» **Directions**
Below is a set of records. Repeat all of them exactly.

========

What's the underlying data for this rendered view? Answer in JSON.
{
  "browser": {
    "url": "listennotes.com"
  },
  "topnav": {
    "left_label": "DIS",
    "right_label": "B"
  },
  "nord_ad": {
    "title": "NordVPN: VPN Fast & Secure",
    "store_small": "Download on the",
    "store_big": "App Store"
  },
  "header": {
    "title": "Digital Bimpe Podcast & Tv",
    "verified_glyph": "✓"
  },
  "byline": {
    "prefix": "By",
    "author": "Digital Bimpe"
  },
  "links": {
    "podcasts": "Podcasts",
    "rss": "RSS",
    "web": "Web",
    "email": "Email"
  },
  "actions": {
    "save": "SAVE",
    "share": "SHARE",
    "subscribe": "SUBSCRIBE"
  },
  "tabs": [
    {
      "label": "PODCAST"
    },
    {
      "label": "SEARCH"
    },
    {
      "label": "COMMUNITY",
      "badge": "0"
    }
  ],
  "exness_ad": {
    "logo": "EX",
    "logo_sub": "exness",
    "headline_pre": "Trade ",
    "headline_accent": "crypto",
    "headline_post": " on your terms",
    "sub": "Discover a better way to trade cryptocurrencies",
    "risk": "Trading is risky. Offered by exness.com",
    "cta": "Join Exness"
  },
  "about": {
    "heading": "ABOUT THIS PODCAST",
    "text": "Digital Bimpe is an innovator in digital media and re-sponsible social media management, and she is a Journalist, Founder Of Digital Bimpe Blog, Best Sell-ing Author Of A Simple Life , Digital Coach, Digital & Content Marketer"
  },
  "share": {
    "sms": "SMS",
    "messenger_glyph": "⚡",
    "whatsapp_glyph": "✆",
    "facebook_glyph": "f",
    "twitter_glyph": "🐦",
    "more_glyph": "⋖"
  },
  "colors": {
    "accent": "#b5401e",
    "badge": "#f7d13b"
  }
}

========

» **Task solution**
What's the underlying data for this rendered view? Answer in JSON.
{
  "browser": {
    "url": "listennotes.com"
  },
  "topnav": {
    "left_label": "DIS",
    "right_label": "B"
  },
  "nord_ad": {
    "title": "NordVPN: VPN Fast & Secure",
    "store_small": "Download on the",
    "store_big": "App Store"
  },
  "header": {
    "title": "Digital Bimpe Podcast & Tv",
    "verified_glyph": "✓"
  },
  "byline": {
    "prefix": "By",
    "author": "Digital Bimpe"
  },
  "links": {
    "podcasts": "Podcasts",
    "rss": "RSS",
    "web": "Web",
    "email": "Email"
  },
  "actions": {
    "save": "SAVE",
    "share": "SHARE",
    "subscribe": "SUBSCRIBE"
  },
  "tabs": [
    {
      "label": "PODCAST"
    },
    {
      "label": "SEARCH"
    },
    {
      "label": "COMMUNITY",
      "badge": "0"
    }
  ],
  "exness_ad": {
    "logo": "EX",
    "logo_sub": "exness",
    "headline_pre": "Trade ",
    "headline_accent": "crypto",
    "headline_post": " on your terms",
    "sub": "Discover a better way to trade cryptocurrencies",
    "risk": "Trading is risky. Offered by exness.com",
    "cta": "Join Exness"
  },
  "about": {
    "heading": "ABOUT THIS PODCAST",
    "text": "Digital Bimpe is an innovator in digital media and re-sponsible social media management, and she is a Journalist, Founder Of Digital Bimpe Blog, Best Sell-ing Author Of A Simple Life , Digital Coach, Digital & Content Marketer"
  },
  "share": {
    "sms": "SMS",
    "messenger_glyph": "⚡",
    "whatsapp_glyph": "✆",
    "facebook_glyph": "f",
    "twitter_glyph": "🐦",
    "more_glyph": "⋖"
  },
  "colors": {
    "accent": "#b5401e",
    "badge": "#f7d13b"
  }
}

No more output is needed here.